## The request
Retype the material that follows, keeping every word as it is.

/---

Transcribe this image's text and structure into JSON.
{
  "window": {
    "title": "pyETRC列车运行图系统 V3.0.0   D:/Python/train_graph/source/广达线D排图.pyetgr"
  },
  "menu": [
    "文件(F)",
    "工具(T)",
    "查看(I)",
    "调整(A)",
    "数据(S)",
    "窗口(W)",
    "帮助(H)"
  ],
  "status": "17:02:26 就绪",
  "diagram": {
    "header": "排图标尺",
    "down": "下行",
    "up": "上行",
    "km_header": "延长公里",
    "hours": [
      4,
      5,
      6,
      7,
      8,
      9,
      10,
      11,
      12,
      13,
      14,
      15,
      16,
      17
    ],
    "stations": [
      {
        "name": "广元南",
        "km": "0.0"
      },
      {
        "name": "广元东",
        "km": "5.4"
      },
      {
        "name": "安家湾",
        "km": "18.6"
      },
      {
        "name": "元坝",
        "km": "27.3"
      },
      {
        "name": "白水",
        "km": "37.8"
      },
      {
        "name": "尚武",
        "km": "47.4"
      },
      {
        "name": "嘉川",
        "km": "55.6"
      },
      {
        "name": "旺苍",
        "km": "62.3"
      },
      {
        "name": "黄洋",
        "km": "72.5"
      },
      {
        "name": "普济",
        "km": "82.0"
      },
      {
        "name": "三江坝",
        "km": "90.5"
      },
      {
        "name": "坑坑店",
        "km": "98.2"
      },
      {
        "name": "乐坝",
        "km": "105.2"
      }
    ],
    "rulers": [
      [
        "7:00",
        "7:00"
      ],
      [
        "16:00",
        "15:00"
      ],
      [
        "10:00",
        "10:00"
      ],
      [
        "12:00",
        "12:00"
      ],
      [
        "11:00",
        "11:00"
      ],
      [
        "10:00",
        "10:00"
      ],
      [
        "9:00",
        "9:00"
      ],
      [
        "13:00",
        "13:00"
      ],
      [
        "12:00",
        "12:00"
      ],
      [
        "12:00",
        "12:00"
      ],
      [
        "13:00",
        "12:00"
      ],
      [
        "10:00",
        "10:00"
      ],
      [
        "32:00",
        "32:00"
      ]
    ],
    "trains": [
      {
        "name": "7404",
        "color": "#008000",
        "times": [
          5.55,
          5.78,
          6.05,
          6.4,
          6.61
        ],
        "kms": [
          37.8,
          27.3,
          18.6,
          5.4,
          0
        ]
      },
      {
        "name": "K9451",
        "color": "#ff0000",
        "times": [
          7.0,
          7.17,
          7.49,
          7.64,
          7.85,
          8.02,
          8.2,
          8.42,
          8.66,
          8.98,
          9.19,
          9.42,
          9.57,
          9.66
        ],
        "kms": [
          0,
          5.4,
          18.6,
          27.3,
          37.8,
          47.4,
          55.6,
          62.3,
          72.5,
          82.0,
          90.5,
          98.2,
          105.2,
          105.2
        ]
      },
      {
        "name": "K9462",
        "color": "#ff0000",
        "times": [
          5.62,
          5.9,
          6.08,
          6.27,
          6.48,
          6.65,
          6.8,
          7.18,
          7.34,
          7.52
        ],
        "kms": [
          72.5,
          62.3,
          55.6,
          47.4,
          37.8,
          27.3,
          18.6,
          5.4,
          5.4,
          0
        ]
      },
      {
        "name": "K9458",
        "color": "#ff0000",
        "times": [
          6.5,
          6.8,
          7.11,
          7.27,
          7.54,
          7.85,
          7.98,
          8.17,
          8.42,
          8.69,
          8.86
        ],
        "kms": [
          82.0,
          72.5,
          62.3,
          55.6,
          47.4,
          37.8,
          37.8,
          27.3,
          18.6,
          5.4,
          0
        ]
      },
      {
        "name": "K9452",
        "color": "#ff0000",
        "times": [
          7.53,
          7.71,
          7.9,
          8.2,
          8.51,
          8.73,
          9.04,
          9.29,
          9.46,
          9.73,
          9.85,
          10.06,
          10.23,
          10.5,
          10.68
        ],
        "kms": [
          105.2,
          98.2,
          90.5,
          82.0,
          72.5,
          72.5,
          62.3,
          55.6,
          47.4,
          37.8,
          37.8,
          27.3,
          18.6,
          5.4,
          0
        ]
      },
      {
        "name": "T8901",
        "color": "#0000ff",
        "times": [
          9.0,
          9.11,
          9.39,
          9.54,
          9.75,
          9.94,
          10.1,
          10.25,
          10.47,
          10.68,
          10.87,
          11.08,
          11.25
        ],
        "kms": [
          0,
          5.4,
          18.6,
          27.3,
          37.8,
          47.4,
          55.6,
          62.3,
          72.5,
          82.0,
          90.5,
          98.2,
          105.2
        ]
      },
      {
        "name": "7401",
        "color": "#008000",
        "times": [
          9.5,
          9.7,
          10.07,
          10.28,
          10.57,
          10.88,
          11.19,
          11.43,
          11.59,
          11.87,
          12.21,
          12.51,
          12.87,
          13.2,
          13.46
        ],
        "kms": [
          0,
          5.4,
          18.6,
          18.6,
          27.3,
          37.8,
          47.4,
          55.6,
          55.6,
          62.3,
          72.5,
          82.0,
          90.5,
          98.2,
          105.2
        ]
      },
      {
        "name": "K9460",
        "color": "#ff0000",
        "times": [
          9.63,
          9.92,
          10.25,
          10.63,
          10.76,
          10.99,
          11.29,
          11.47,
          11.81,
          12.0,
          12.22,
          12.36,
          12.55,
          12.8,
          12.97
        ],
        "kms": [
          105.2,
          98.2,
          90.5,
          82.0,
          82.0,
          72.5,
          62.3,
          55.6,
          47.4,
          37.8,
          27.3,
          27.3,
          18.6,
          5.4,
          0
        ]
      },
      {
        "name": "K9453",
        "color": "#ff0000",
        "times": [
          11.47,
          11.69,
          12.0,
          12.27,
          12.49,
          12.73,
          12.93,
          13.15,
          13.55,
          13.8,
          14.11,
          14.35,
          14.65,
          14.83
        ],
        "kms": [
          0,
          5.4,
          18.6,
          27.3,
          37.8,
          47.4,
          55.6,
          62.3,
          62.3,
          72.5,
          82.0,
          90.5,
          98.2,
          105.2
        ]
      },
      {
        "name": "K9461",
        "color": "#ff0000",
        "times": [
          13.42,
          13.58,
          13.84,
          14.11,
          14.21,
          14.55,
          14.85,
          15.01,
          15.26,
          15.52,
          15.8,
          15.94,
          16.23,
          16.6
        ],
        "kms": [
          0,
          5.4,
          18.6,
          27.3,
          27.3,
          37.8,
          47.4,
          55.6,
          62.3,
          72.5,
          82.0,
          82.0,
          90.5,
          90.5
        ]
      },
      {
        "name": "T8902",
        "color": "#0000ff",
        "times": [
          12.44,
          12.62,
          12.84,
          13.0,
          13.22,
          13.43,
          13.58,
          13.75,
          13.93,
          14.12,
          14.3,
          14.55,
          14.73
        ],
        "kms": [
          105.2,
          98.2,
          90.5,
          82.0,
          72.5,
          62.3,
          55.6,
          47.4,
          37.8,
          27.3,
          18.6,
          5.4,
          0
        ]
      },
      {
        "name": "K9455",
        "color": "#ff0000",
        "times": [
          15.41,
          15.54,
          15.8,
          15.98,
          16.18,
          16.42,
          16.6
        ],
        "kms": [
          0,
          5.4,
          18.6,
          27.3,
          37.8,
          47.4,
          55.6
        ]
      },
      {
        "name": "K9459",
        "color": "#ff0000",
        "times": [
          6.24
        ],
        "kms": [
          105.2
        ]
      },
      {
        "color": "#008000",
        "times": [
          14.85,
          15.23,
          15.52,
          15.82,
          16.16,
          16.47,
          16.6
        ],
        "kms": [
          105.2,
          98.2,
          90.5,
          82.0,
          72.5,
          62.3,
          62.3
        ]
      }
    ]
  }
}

\---

## Finished task
Transcribe this image's text and structure into JSON.
{
  "window": {
    "title": "pyETRC列车运行图系统 V3.0.0   D:/Python/train_graph/source/广达线D排图.pyetgr"
  },
  "menu": [
    "文件(F)",
    "工具(T)",
    "查看(I)",
    "调整(A)",
    "数据(S)",
    "窗口(W)",
    "帮助(H)"
  ],
  "status": "17:02:26 就绪",
  "diagram": {
    "header": "排图标尺",
    "down": "下行",
    "up": "上行",
    "km_header": "延长公里",
    "hours": [
      4,
      5,
      6,
      7,
      8,
      9,
      10,
      11,
      12,
      13,
      14,
      15,
      16,
      17
    ],
    "stations": [
      {
        "name": "广元南",
        "km": "0.0"
      },
      {
        "name": "广元东",
        "km": "5.4"
      },
      {
        "name": "安家湾",
        "km": "18.6"
      },
      {
        "name": "元坝",
        "km": "27.3"
      },
      {
        "name": "白水",
        "km": "37.8"
      },
      {
        "name": "尚武",
        "km": "47.4"
      },
      {
        "name": "嘉川",
        "km": "55.6"
      },
      {
        "name": "旺苍",
        "km": "62.3"
      },
      {
        "name": "黄洋",
        "km": "72.5"
      },
      {
        "name": "普济",
        "km": "82.0"
      },
      {
        "name": "三江坝",
        "km": "90.5"
      },
      {
        "name": "坑坑店",
        "km": "98.2"
      },
      {
        "name": "乐坝",
        "km": "105.2"
      }
    ],
    "rulers": [
      [
        "7:00",
        "7:00"
      ],
      [
        "16:00",
        "15:00"
      ],
      [
        "10:00",
        "10:00"
      ],
      [
        "12:00",
        "12:00"
      ],
      [
        "11:00",
        "11:00"
      ],
      [
        "10:00",
        "10:00"
      ],
      [
        "9:00",
        "9:00"
      ],
      [
        "13:00",
        "13:00"
      ],
      [
        "12:00",
        "12:00"
      ],
      [
        "12:00",
        "12:00"
      ],
      [
        "13:00",
        "12:00"
      ],
      [
        "10:00",
        "10:00"
      ],
      [
        "32:00",
        "32:00"
      ]
    ],
    "trains": [
      {
        "name": "7404",
        "color": "#008000",
        "times": [
          5.55,
          5.78,
          6.05,
          6.4,
          6.61
        ],
        "kms": [
          37.8,
          27.3,
          18.6,
          5.4,
          0
        ]
      },
      {
        "name": "K9451",
        "color": "#ff0000",
        "times": [
          7.0,
          7.17,
          7.49,
          7.64,
          7.85,
          8.02,
          8.2,
          8.42,
          8.66,
          8.98,
          9.19,
          9.42,
          9.57,
          9.66
        ],
        "kms": [
          0,
          5.4,
          18.6,
          27.3,
          37.8,
          47.4,
          55.6,
          62.3,
          72.5,
          82.0,
          90.5,
          98.2,
          105.2,
          105.2
        ]
      },
      {
        "name": "K9462",
        "color": "#ff0000",
        "times": [
          5.62,
          5.9,
          6.08,
          6.27,
          6.48,
          6.65,
          6.8,
          7.18,
          7.34,
          7.52
        ],
        "kms": [
          72.5,
          62.3,
          55.6,
          47.4,
          37.8,
          27.3,
          18.6,
          5.4,
          5.4,
          0
        ]
      },
      {
        "name": "K9458",
        "color": "#ff0000",
        "times": [
          6.5,
          6.8,
          7.11,
          7.27,
          7.54,
          7.85,
          7.98,
          8.17,
          8.42,
          8.69,
          8.86
        ],
        "kms": [
          82.0,
          72.5,
          62.3,
          55.6,
          47.4,
          37.8,
          37.8,
          27.3,
          18.6,
          5.4,
          0
        ]
      },
      {
        "name": "K9452",
        "color": "#ff0000",
        "times": [
          7.53,
          7.71,
          7.9,
          8.2,
          8.51,
          8.73,
          9.04,
          9.29,
          9.46,
          9.73,
          9.85,
          10.06,
          10.23,
          10.5,
          10.68
        ],
        "kms": [
          105.2,
          98.2,
          90.5,
          82.0,
          72.5,
          72.5,
          62.3,
          55.6,
          47.4,
          37.8,
          37.8,
          27.3,
          18.6,
          5.4,
          0
        ]
      },
      {
        "name": "T8901",
        "color": "#0000ff",
        "times": [
          9.0,
          9.11,
          9.39,
          9.54,
          9.75,
          9.94,
          10.1,
          10.25,
          10.47,
          10.68,
          10.87,
          11.08,
          11.25
        ],
        "kms": [
          0,
          5.4,
          18.6,
          27.3,
          37.8,
          47.4,
          55.6,
          62.3,
          72.5,
          82.0,
          90.5,
          98.2,
          105.2
        ]
      },
      {
        "name": "7401",
        "color": "#008000",
        "times": [
          9.5,
          9.7,
          10.07,
          10.28,
          10.57,
          10.88,
          11.19,
          11.43,
          11.59,
          11.87,
          12.21,
          12.51,
          12.87,
          13.2,
          13.46
        ],
        "kms": [
          0,
          5.4,
          18.6,
          18.6,
          27.3,
          37.8,
          47.4,
          55.6,
          55.6,
          62.3,
          72.5,
          82.0,
          90.5,
          98.2,
          105.2
        ]
      },
      {
        "name": "K9460",
        "color": "#ff0000",
        "times": [
          9.63,
          9.92,
          10.25,
          10.63,
          10.76,
          10.99,
          11.29,
          11.47,
          11.81,
          12.0,
          12.22,
          12.36,
          12.55,
          12.8,
          12.97
        ],
        "kms": [
          105.2,
          98.2,
          90.5,
          82.0,
          82.0,
          72.5,
          62.3,
          55.6,
          47.4,
          37.8,
          27.3,
          27.3,
          18.6,
          5.4,
          0
        ]
      },
      {
        "name": "K9453",
        "color": "#ff0000",
        "times": [
          11.47,
          11.69,
          12.0,
          12.27,
          12.49,
          12.73,
          12.93,
          13.15,
          13.55,
          13.8,
          14.11,
          14.35,
          14.65,
          14.83
        ],
        "kms": [
          0,
          5.4,
          18.6,
          27.3,
          37.8,
          47.4,
          55.6,
          62.3,
          62.3,
          72.5,
          82.0,
          90.5,
          98.2,
          105.2
        ]
      },
      {
        "name": "K9461",
        "color": "#ff0000",
        "times": [
          13.42,
          13.58,
          13.84,
          14.11,
          14.21,
          14.55,
          14.85,
          15.01,
          15.26,
          15.52,
          15.8,
          15.94,
          16.23,
          16.6
        ],
        "kms": [
          0,
          5.4,
          18.6,
          27.3,
          27.3,
          37.8,
          47.4,
          55.6,
          62.3,
          72.5,
          82.0,
          82.0,
          90.5,
          90.5
        ]
      },
      {
        "name": "T8902",
        "color": "#0000ff",
        "times": [
          12.44,
          12.62,
          12.84,
          13.0,
          13.22,
          13.43,
          13.58,
          13.75,
          13.93,
          14.12,
          14.3,
          14.55,
          14.73
        ],
        "kms": [
          105.2,
          98.2,
          90.5,
          82.0,
          72.5,
          62.3,
          55.6,
          47.4,
          37.8,
          27.3,
          18.6,
          5.4,
          0
        ]
      },
      {
        "name": "K9455",
        "color": "#ff0000",
        "times": [
          15.41,
          15.54,
          15.8,
          15.98,
          16.18,
          16.42,
          16.6
        ],
        "kms": [
          0,
          5.4,
          18.6,
          27.3,
          37.8,
          47.4,
          55.6
        ]
      },
      {
        "name": "K9459",
        "color": "#ff0000",
        "times": [
          6.24
        ],
        "kms": [
          105.2
        ]
      },
      {
        "color": "#008000",
        "times": [
          14.85,
          15.23,
          15.52,
          15.82,
          16.16,
          16.47,
          16.6
        ],
        "kms": [
          105.2,
          98.2,
          90.5,
          82.0,
          72.5,
          62.3,
          62.3
        ]
      }
    ]
  }
}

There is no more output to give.